#### Record set ####

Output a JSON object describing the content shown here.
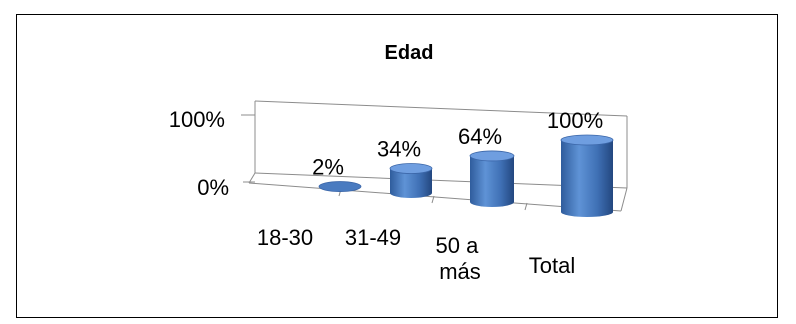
{
  "chart_data": {
    "type": "bar",
    "title": "Edad",
    "categories": [
      "18-30",
      "31-49",
      "50 a más",
      "Total"
    ],
    "values": [
      2,
      34,
      64,
      100
    ],
    "data_labels": [
      "2%",
      "34%",
      "64%",
      "100%"
    ],
    "y_ticks": [
      "100%",
      "0%"
    ],
    "ylim": [
      0,
      100
    ],
    "grid": false,
    "legend": "none",
    "style": "3d-cylinder",
    "bar_color": "#4a7bc0"
  }
}
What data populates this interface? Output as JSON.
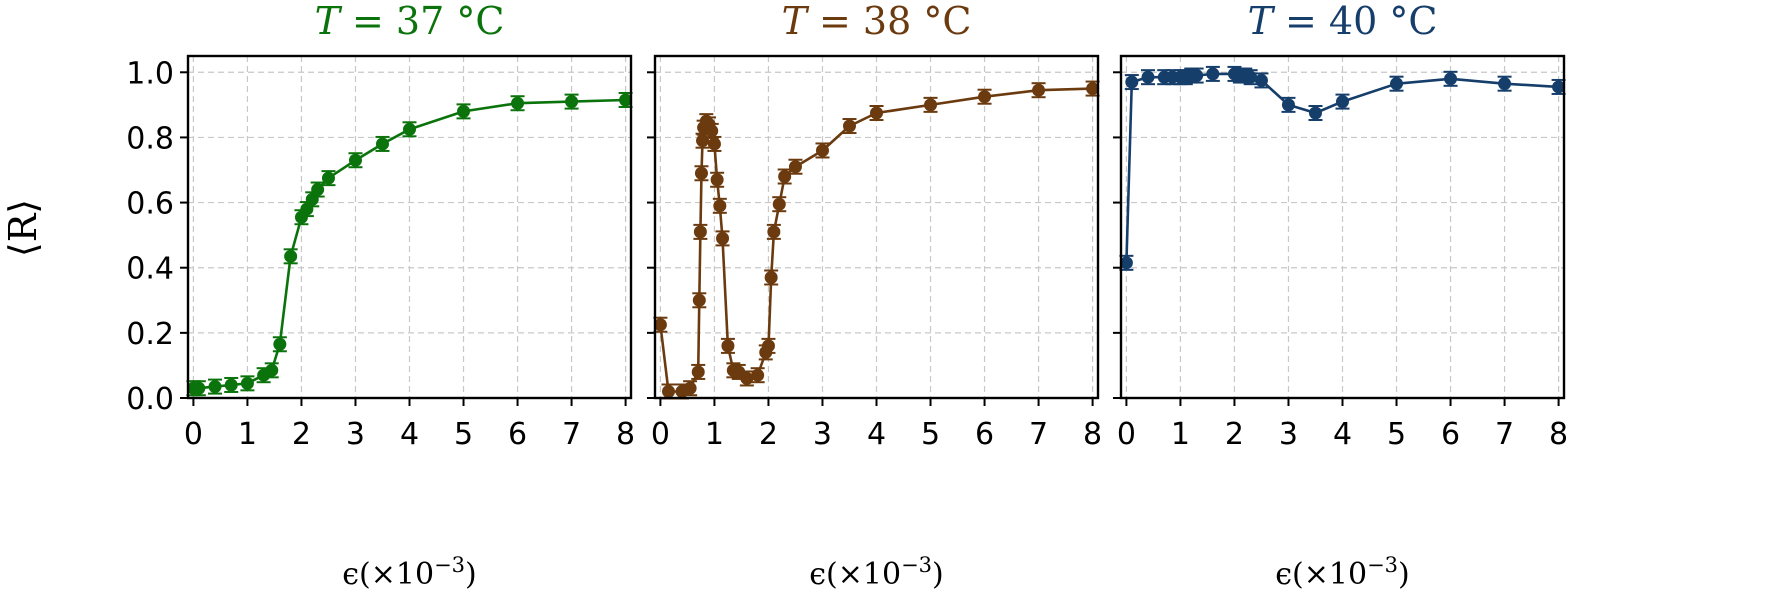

####

From the listing above, print every entry precisely and drop the pictures.

Correct output:
Output a JSON object describing the content shown here.
{
  "chart_data": {
    "type": "bar",
    "title": "Edad",
    "categories": [
      "18-30",
      "31-49",
      "50 a más",
      "Total"
    ],
    "values": [
      2,
      34,
      64,
      100
    ],
    "data_labels": [
      "2%",
      "34%",
      "64%",
      "100%"
    ],
    "y_ticks": [
      "100%",
      "0%"
    ],
    "ylim": [
      0,
      100
    ],
    "grid": false,
    "legend": "none",
    "style": "3d-cylinder",
    "bar_color": "#4a7bc0"
  }
}
What data populates this interface? Output as JSON.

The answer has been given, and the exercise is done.